## Set exercise
Extract every record, exactly as written, and ignore the pictures.
** begin **
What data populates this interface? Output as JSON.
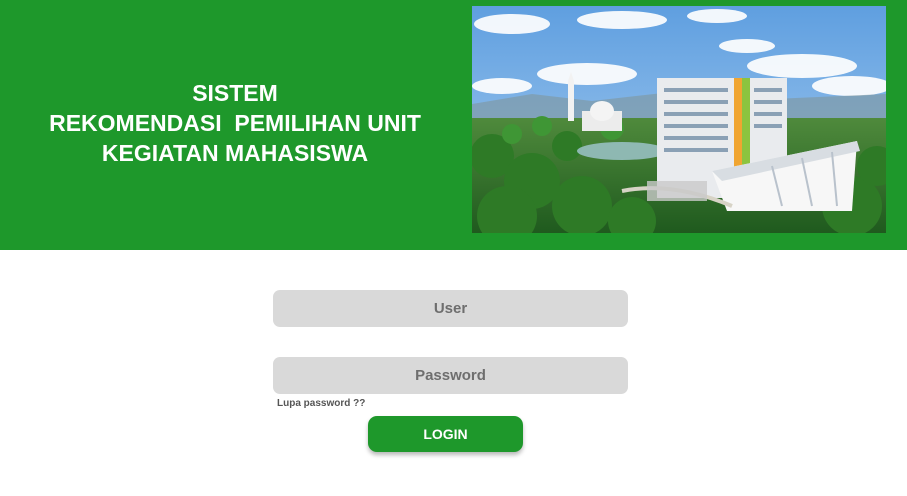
{
  "header": {
    "title_lines": [
      "SISTEM",
      "REKOMENDASI  PEMILIHAN UNIT",
      "KEGIATAN MAHASISWA"
    ],
    "background_color": "#1e982b",
    "photo": "campus-building-photo"
  },
  "login_form": {
    "user_placeholder": "User",
    "user_value": "",
    "password_placeholder": "Password",
    "password_value": "",
    "forgot_label": "Lupa password ??",
    "login_label": "LOGIN"
  }
}
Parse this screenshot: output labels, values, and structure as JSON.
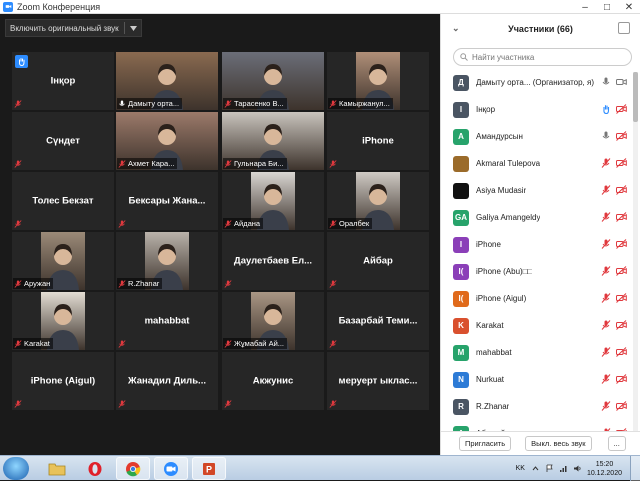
{
  "window": {
    "title": "Zoom Конференция",
    "controls": [
      "–",
      "□",
      "✕"
    ]
  },
  "toolbar": {
    "original_sound_label": "Включить оригинальный звук",
    "dropdown_icon": "chevron-down-icon"
  },
  "tiles": [
    {
      "label": "Інқор",
      "kind": "name",
      "hand": true
    },
    {
      "label": "Дамыту орта...",
      "kind": "video",
      "active": true,
      "bg": "#8a6a50"
    },
    {
      "label": "Тарасенко В...",
      "kind": "video",
      "bg": "#6b6e78"
    },
    {
      "label": "Камыржанул...",
      "kind": "video",
      "bg": "#b08f78"
    },
    {
      "label": "Сүндет",
      "kind": "name"
    },
    {
      "label": "Ахмет Кара...",
      "kind": "video",
      "bg": "#9c7a6a"
    },
    {
      "label": "Гульнара Би...",
      "kind": "video",
      "bg": "#c9c4bd"
    },
    {
      "label": "iPhone",
      "kind": "name"
    },
    {
      "label": "Толес Бекзат",
      "kind": "name"
    },
    {
      "label": "Бексары Жана...",
      "kind": "name"
    },
    {
      "label": "Айдана",
      "kind": "video",
      "bg": "#d9d6d2"
    },
    {
      "label": "Оралбек",
      "kind": "video",
      "bg": "#cfcac4"
    },
    {
      "label": "Аружан",
      "kind": "video",
      "bg": "#9b8a78"
    },
    {
      "label": "R.Zhanar",
      "kind": "video",
      "bg": "#b9b2aa"
    },
    {
      "label": "Даулетбаев Ел...",
      "kind": "name"
    },
    {
      "label": "Айбар",
      "kind": "name"
    },
    {
      "label": "Karakat",
      "kind": "video",
      "bg": "#e3ddd3"
    },
    {
      "label": "mahabbat",
      "kind": "name"
    },
    {
      "label": "Жұмабай Ай...",
      "kind": "video",
      "bg": "#a99684"
    },
    {
      "label": "Базарбай Теми...",
      "kind": "name"
    },
    {
      "label": "iPhone (Aigul)",
      "kind": "name"
    },
    {
      "label": "Жанадил Диль...",
      "kind": "name"
    },
    {
      "label": "Акжунис",
      "kind": "name"
    },
    {
      "label": "меруерт ыклас...",
      "kind": "name"
    }
  ],
  "panel": {
    "title": "Участники (66)",
    "search_placeholder": "Найти участника",
    "participants": [
      {
        "initial": "Д",
        "name": "Дамыту орта...  (Организатор, я)",
        "color": "#4a5563",
        "mic": "on",
        "video": "on"
      },
      {
        "initial": "I",
        "name": "Інқор",
        "color": "#4a5563",
        "mic": "hand",
        "video": "off"
      },
      {
        "initial": "А",
        "name": "Амандурсын",
        "color": "#27a36b",
        "mic": "on",
        "video": "off"
      },
      {
        "initial": "",
        "name": "Akmaral Tulepova",
        "color": "#9b6b2a",
        "mic": "off",
        "video": "off"
      },
      {
        "initial": "",
        "name": "Asiya Mudasir",
        "color": "#111111",
        "mic": "off",
        "video": "off"
      },
      {
        "initial": "GA",
        "name": "Galiya Amangeldy",
        "color": "#27a36b",
        "mic": "off",
        "video": "off"
      },
      {
        "initial": "I",
        "name": "iPhone",
        "color": "#8b3fb8",
        "mic": "off",
        "video": "off"
      },
      {
        "initial": "I(",
        "name": "iPhone (Abu)□□",
        "color": "#8b3fb8",
        "mic": "off",
        "video": "off"
      },
      {
        "initial": "I(",
        "name": "iPhone (Aigul)",
        "color": "#e06a1b",
        "mic": "off",
        "video": "off"
      },
      {
        "initial": "K",
        "name": "Karakat",
        "color": "#d9502e",
        "mic": "off",
        "video": "off"
      },
      {
        "initial": "M",
        "name": "mahabbat",
        "color": "#27a36b",
        "mic": "off",
        "video": "off"
      },
      {
        "initial": "N",
        "name": "Nurkuat",
        "color": "#2d7bd6",
        "mic": "off",
        "video": "off"
      },
      {
        "initial": "R",
        "name": "R.Zhanar",
        "color": "#4a5563",
        "mic": "off",
        "video": "off"
      },
      {
        "initial": "А",
        "name": "Абылай",
        "color": "#27a36b",
        "mic": "off",
        "video": "off"
      }
    ],
    "footer": {
      "invite_label": "Пригласить",
      "mute_all_label": "Выкл. весь звук",
      "more_label": "..."
    }
  },
  "taskbar": {
    "apps": [
      "folder-icon",
      "opera-icon",
      "chrome-icon",
      "zoom-icon",
      "powerpoint-icon"
    ],
    "lang": "KK",
    "time": "15:20",
    "date": "10.12.2020"
  },
  "colors": {
    "accent": "#2d8cff",
    "muted_red": "#e0393e",
    "active_outline": "#a3d43a"
  }
}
** end **
## Exercise response
What data populates this interface? Output as JSON.
{
  "header": {
    "title_lines": [
      "SISTEM",
      "REKOMENDASI  PEMILIHAN UNIT",
      "KEGIATAN MAHASISWA"
    ],
    "background_color": "#1e982b",
    "photo": "campus-building-photo"
  },
  "login_form": {
    "user_placeholder": "User",
    "user_value": "",
    "password_placeholder": "Password",
    "password_value": "",
    "forgot_label": "Lupa password ??",
    "login_label": "LOGIN"
  }
}
Parse this screenshot: output labels, values, and structure as JSON.
{
  "window": {
    "title": "Zoom Конференция",
    "controls": [
      "–",
      "□",
      "✕"
    ]
  },
  "toolbar": {
    "original_sound_label": "Включить оригинальный звук",
    "dropdown_icon": "chevron-down-icon"
  },
  "tiles": [
    {
      "label": "Інқор",
      "kind": "name",
      "hand": true
    },
    {
      "label": "Дамыту орта...",
      "kind": "video",
      "active": true,
      "bg": "#8a6a50"
    },
    {
      "label": "Тарасенко В...",
      "kind": "video",
      "bg": "#6b6e78"
    },
    {
      "label": "Камыржанул...",
      "kind": "video",
      "bg": "#b08f78"
    },
    {
      "label": "Сүндет",
      "kind": "name"
    },
    {
      "label": "Ахмет Кара...",
      "kind": "video",
      "bg": "#9c7a6a"
    },
    {
      "label": "Гульнара Би...",
      "kind": "video",
      "bg": "#c9c4bd"
    },
    {
      "label": "iPhone",
      "kind": "name"
    },
    {
      "label": "Толес Бекзат",
      "kind": "name"
    },
    {
      "label": "Бексары Жана...",
      "kind": "name"
    },
    {
      "label": "Айдана",
      "kind": "video",
      "bg": "#d9d6d2"
    },
    {
      "label": "Оралбек",
      "kind": "video",
      "bg": "#cfcac4"
    },
    {
      "label": "Аружан",
      "kind": "video",
      "bg": "#9b8a78"
    },
    {
      "label": "R.Zhanar",
      "kind": "video",
      "bg": "#b9b2aa"
    },
    {
      "label": "Даулетбаев Ел...",
      "kind": "name"
    },
    {
      "label": "Айбар",
      "kind": "name"
    },
    {
      "label": "Karakat",
      "kind": "video",
      "bg": "#e3ddd3"
    },
    {
      "label": "mahabbat",
      "kind": "name"
    },
    {
      "label": "Жұмабай Ай...",
      "kind": "video",
      "bg": "#a99684"
    },
    {
      "label": "Базарбай Теми...",
      "kind": "name"
    },
    {
      "label": "iPhone (Aigul)",
      "kind": "name"
    },
    {
      "label": "Жанадил Диль...",
      "kind": "name"
    },
    {
      "label": "Акжунис",
      "kind": "name"
    },
    {
      "label": "меруерт ыклас...",
      "kind": "name"
    }
  ],
  "panel": {
    "title": "Участники (66)",
    "search_placeholder": "Найти участника",
    "participants": [
      {
        "initial": "Д",
        "name": "Дамыту орта...  (Организатор, я)",
        "color": "#4a5563",
        "mic": "on",
        "video": "on"
      },
      {
        "initial": "I",
        "name": "Інқор",
        "color": "#4a5563",
        "mic": "hand",
        "video": "off"
      },
      {
        "initial": "А",
        "name": "Амандурсын",
        "color": "#27a36b",
        "mic": "on",
        "video": "off"
      },
      {
        "initial": "",
        "name": "Akmaral Tulepova",
        "color": "#9b6b2a",
        "mic": "off",
        "video": "off"
      },
      {
        "initial": "",
        "name": "Asiya Mudasir",
        "color": "#111111",
        "mic": "off",
        "video": "off"
      },
      {
        "initial": "GA",
        "name": "Galiya Amangeldy",
        "color": "#27a36b",
        "mic": "off",
        "video": "off"
      },
      {
        "initial": "I",
        "name": "iPhone",
        "color": "#8b3fb8",
        "mic": "off",
        "video": "off"
      },
      {
        "initial": "I(",
        "name": "iPhone (Abu)□□",
        "color": "#8b3fb8",
        "mic": "off",
        "video": "off"
      },
      {
        "initial": "I(",
        "name": "iPhone (Aigul)",
        "color": "#e06a1b",
        "mic": "off",
        "video": "off"
      },
      {
        "initial": "K",
        "name": "Karakat",
        "color": "#d9502e",
        "mic": "off",
        "video": "off"
      },
      {
        "initial": "M",
        "name": "mahabbat",
        "color": "#27a36b",
        "mic": "off",
        "video": "off"
      },
      {
        "initial": "N",
        "name": "Nurkuat",
        "color": "#2d7bd6",
        "mic": "off",
        "video": "off"
      },
      {
        "initial": "R",
        "name": "R.Zhanar",
        "color": "#4a5563",
        "mic": "off",
        "video": "off"
      },
      {
        "initial": "А",
        "name": "Абылай",
        "color": "#27a36b",
        "mic": "off",
        "video": "off"
      }
    ],
    "footer": {
      "invite_label": "Пригласить",
      "mute_all_label": "Выкл. весь звук",
      "more_label": "..."
    }
  },
  "taskbar": {
    "apps": [
      "folder-icon",
      "opera-icon",
      "chrome-icon",
      "zoom-icon",
      "powerpoint-icon"
    ],
    "lang": "KK",
    "time": "15:20",
    "date": "10.12.2020"
  },
  "colors": {
    "accent": "#2d8cff",
    "muted_red": "#e0393e",
    "active_outline": "#a3d43a"
  }
}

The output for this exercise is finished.